# YOUR TASK:
Could you print all the entries exactly?

(Chart and figure data)
══════
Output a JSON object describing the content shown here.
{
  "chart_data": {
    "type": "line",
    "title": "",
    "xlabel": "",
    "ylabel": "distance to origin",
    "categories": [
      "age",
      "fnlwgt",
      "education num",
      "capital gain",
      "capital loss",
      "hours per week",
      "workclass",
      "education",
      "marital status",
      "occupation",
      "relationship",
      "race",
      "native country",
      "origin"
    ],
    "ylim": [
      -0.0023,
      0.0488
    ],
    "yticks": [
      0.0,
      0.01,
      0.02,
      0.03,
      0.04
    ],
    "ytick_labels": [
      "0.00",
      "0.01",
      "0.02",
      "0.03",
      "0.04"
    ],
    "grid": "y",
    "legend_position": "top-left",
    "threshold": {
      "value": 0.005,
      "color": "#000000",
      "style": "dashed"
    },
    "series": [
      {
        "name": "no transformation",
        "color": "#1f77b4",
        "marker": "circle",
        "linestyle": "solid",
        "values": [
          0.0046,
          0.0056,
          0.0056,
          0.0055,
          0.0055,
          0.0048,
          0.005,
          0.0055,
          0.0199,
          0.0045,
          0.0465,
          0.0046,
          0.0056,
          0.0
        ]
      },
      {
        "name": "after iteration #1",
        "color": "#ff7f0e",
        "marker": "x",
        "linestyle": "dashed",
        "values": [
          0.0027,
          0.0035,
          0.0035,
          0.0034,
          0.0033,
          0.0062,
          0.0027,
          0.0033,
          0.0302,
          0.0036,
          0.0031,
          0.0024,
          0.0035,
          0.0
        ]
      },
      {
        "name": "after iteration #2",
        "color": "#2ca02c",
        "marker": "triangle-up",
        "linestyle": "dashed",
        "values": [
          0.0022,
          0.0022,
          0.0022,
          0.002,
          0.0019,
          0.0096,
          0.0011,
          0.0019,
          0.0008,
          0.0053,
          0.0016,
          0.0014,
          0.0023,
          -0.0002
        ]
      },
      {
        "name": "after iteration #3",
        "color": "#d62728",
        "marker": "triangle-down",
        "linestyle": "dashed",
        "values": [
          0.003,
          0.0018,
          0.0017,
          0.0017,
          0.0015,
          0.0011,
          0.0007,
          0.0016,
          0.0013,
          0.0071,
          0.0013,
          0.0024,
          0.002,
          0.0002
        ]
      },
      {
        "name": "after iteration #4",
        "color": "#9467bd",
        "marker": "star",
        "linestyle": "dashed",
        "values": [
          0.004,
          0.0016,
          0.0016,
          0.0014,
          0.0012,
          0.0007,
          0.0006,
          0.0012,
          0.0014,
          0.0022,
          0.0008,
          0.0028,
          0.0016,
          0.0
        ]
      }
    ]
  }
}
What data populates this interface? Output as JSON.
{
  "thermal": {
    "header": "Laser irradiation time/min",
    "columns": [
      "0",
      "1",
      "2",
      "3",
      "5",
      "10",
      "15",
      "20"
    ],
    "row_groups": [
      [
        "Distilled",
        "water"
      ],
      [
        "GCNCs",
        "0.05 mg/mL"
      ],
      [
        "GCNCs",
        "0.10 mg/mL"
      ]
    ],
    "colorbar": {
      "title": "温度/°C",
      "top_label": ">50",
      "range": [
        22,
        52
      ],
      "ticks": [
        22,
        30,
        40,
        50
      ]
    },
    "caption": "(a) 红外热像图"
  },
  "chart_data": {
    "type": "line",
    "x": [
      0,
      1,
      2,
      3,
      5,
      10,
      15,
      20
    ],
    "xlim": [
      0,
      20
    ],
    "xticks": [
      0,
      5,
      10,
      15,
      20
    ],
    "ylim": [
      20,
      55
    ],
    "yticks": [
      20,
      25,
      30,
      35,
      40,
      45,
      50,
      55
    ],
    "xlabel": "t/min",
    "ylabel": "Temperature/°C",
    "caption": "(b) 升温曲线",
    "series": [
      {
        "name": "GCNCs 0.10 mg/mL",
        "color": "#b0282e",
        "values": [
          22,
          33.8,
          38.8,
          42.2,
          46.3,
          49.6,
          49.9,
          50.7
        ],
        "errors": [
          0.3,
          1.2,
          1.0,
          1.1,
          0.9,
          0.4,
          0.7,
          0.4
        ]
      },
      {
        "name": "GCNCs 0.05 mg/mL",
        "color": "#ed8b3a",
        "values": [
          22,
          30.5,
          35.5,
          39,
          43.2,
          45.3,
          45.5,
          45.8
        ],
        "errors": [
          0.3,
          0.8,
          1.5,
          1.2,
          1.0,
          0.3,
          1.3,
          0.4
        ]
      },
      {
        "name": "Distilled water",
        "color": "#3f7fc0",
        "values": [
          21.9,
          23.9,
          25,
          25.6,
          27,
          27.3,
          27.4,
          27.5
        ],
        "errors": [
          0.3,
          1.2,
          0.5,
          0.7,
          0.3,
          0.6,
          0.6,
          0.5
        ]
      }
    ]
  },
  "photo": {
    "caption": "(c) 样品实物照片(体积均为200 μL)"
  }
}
══════
# PROBLEM SOLUTION:
Output a JSON object describing the content shown here.
{
  "chart_data": {
    "type": "line",
    "title": "",
    "xlabel": "",
    "ylabel": "distance to origin",
    "categories": [
      "age",
      "fnlwgt",
      "education num",
      "capital gain",
      "capital loss",
      "hours per week",
      "workclass",
      "education",
      "marital status",
      "occupation",
      "relationship",
      "race",
      "native country",
      "origin"
    ],
    "ylim": [
      -0.0023,
      0.0488
    ],
    "yticks": [
      0.0,
      0.01,
      0.02,
      0.03,
      0.04
    ],
    "ytick_labels": [
      "0.00",
      "0.01",
      "0.02",
      "0.03",
      "0.04"
    ],
    "grid": "y",
    "legend_position": "top-left",
    "threshold": {
      "value": 0.005,
      "color": "#000000",
      "style": "dashed"
    },
    "series": [
      {
        "name": "no transformation",
        "color": "#1f77b4",
        "marker": "circle",
        "linestyle": "solid",
        "values": [
          0.0046,
          0.0056,
          0.0056,
          0.0055,
          0.0055,
          0.0048,
          0.005,
          0.0055,
          0.0199,
          0.0045,
          0.0465,
          0.0046,
          0.0056,
          0.0
        ]
      },
      {
        "name": "after iteration #1",
        "color": "#ff7f0e",
        "marker": "x",
        "linestyle": "dashed",
        "values": [
          0.0027,
          0.0035,
          0.0035,
          0.0034,
          0.0033,
          0.0062,
          0.0027,
          0.0033,
          0.0302,
          0.0036,
          0.0031,
          0.0024,
          0.0035,
          0.0
        ]
      },
      {
        "name": "after iteration #2",
        "color": "#2ca02c",
        "marker": "triangle-up",
        "linestyle": "dashed",
        "values": [
          0.0022,
          0.0022,
          0.0022,
          0.002,
          0.0019,
          0.0096,
          0.0011,
          0.0019,
          0.0008,
          0.0053,
          0.0016,
          0.0014,
          0.0023,
          -0.0002
        ]
      },
      {
        "name": "after iteration #3",
        "color": "#d62728",
        "marker": "triangle-down",
        "linestyle": "dashed",
        "values": [
          0.003,
          0.0018,
          0.0017,
          0.0017,
          0.0015,
          0.0011,
          0.0007,
          0.0016,
          0.0013,
          0.0071,
          0.0013,
          0.0024,
          0.002,
          0.0002
        ]
      },
      {
        "name": "after iteration #4",
        "color": "#9467bd",
        "marker": "star",
        "linestyle": "dashed",
        "values": [
          0.004,
          0.0016,
          0.0016,
          0.0014,
          0.0012,
          0.0007,
          0.0006,
          0.0012,
          0.0014,
          0.0022,
          0.0008,
          0.0028,
          0.0016,
          0.0
        ]
      }
    ]
  }
}
What data populates this interface? Output as JSON.
{
  "thermal": {
    "header": "Laser irradiation time/min",
    "columns": [
      "0",
      "1",
      "2",
      "3",
      "5",
      "10",
      "15",
      "20"
    ],
    "row_groups": [
      [
        "Distilled",
        "water"
      ],
      [
        "GCNCs",
        "0.05 mg/mL"
      ],
      [
        "GCNCs",
        "0.10 mg/mL"
      ]
    ],
    "colorbar": {
      "title": "温度/°C",
      "top_label": ">50",
      "range": [
        22,
        52
      ],
      "ticks": [
        22,
        30,
        40,
        50
      ]
    },
    "caption": "(a) 红外热像图"
  },
  "chart_data": {
    "type": "line",
    "x": [
      0,
      1,
      2,
      3,
      5,
      10,
      15,
      20
    ],
    "xlim": [
      0,
      20
    ],
    "xticks": [
      0,
      5,
      10,
      15,
      20
    ],
    "ylim": [
      20,
      55
    ],
    "yticks": [
      20,
      25,
      30,
      35,
      40,
      45,
      50,
      55
    ],
    "xlabel": "t/min",
    "ylabel": "Temperature/°C",
    "caption": "(b) 升温曲线",
    "series": [
      {
        "name": "GCNCs 0.10 mg/mL",
        "color": "#b0282e",
        "values": [
          22,
          33.8,
          38.8,
          42.2,
          46.3,
          49.6,
          49.9,
          50.7
        ],
        "errors": [
          0.3,
          1.2,
          1.0,
          1.1,
          0.9,
          0.4,
          0.7,
          0.4
        ]
      },
      {
        "name": "GCNCs 0.05 mg/mL",
        "color": "#ed8b3a",
        "values": [
          22,
          30.5,
          35.5,
          39,
          43.2,
          45.3,
          45.5,
          45.8
        ],
        "errors": [
          0.3,
          0.8,
          1.5,
          1.2,
          1.0,
          0.3,
          1.3,
          0.4
        ]
      },
      {
        "name": "Distilled water",
        "color": "#3f7fc0",
        "values": [
          21.9,
          23.9,
          25,
          25.6,
          27,
          27.3,
          27.4,
          27.5
        ],
        "errors": [
          0.3,
          1.2,
          0.5,
          0.7,
          0.3,
          0.6,
          0.6,
          0.5
        ]
      }
    ]
  },
  "photo": {
    "caption": "(c) 样品实物照片(体积均为200 μL)"
  }
}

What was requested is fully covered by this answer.